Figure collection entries

□ □ □ □

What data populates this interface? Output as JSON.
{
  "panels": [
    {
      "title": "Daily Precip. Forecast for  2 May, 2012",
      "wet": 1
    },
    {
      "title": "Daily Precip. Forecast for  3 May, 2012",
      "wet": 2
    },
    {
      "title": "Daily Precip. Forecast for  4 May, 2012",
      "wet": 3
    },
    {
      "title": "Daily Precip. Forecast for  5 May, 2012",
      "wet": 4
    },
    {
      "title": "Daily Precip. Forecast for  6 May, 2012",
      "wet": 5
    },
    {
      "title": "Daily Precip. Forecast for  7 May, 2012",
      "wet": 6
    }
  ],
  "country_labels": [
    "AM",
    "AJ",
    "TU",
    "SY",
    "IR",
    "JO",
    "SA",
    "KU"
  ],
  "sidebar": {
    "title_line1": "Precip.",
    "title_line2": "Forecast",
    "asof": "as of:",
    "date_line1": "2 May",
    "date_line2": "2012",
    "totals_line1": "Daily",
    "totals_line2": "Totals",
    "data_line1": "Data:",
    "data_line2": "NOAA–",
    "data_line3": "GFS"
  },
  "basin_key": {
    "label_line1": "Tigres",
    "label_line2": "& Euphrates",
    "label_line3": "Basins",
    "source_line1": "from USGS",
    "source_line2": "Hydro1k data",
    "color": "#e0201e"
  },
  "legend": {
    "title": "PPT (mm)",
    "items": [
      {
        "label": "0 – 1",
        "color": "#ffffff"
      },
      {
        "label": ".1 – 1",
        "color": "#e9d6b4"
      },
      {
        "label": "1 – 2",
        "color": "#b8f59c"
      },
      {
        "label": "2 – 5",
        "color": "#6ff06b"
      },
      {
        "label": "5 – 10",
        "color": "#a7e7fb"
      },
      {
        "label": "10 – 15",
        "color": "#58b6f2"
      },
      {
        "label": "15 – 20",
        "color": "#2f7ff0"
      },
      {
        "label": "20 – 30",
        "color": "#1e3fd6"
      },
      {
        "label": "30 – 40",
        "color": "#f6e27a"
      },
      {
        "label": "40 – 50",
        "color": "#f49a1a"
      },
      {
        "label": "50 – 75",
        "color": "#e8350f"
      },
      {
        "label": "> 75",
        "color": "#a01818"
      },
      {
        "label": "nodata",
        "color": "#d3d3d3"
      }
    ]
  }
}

□ □ □ □

| Task requirements |
Repeat all entries. Match them exactly.

| Solved problem |
What data populates this interface? Output as JSON.
{
  "panels": [
    {
      "title": "Daily Precip. Forecast for  2 May, 2012",
      "wet": 1
    },
    {
      "title": "Daily Precip. Forecast for  3 May, 2012",
      "wet": 2
    },
    {
      "title": "Daily Precip. Forecast for  4 May, 2012",
      "wet": 3
    },
    {
      "title": "Daily Precip. Forecast for  5 May, 2012",
      "wet": 4
    },
    {
      "title": "Daily Precip. Forecast for  6 May, 2012",
      "wet": 5
    },
    {
      "title": "Daily Precip. Forecast for  7 May, 2012",
      "wet": 6
    }
  ],
  "country_labels": [
    "AM",
    "AJ",
    "TU",
    "SY",
    "IR",
    "JO",
    "SA",
    "KU"
  ],
  "sidebar": {
    "title_line1": "Precip.",
    "title_line2": "Forecast",
    "asof": "as of:",
    "date_line1": "2 May",
    "date_line2": "2012",
    "totals_line1": "Daily",
    "totals_line2": "Totals",
    "data_line1": "Data:",
    "data_line2": "NOAA–",
    "data_line3": "GFS"
  },
  "basin_key": {
    "label_line1": "Tigres",
    "label_line2": "& Euphrates",
    "label_line3": "Basins",
    "source_line1": "from USGS",
    "source_line2": "Hydro1k data",
    "color": "#e0201e"
  },
  "legend": {
    "title": "PPT (mm)",
    "items": [
      {
        "label": "0 – 1",
        "color": "#ffffff"
      },
      {
        "label": ".1 – 1",
        "color": "#e9d6b4"
      },
      {
        "label": "1 – 2",
        "color": "#b8f59c"
      },
      {
        "label": "2 – 5",
        "color": "#6ff06b"
      },
      {
        "label": "5 – 10",
        "color": "#a7e7fb"
      },
      {
        "label": "10 – 15",
        "color": "#58b6f2"
      },
      {
        "label": "15 – 20",
        "color": "#2f7ff0"
      },
      {
        "label": "20 – 30",
        "color": "#1e3fd6"
      },
      {
        "label": "30 – 40",
        "color": "#f6e27a"
      },
      {
        "label": "40 – 50",
        "color": "#f49a1a"
      },
      {
        "label": "50 – 75",
        "color": "#e8350f"
      },
      {
        "label": "> 75",
        "color": "#a01818"
      },
      {
        "label": "nodata",
        "color": "#d3d3d3"
      }
    ]
  }
}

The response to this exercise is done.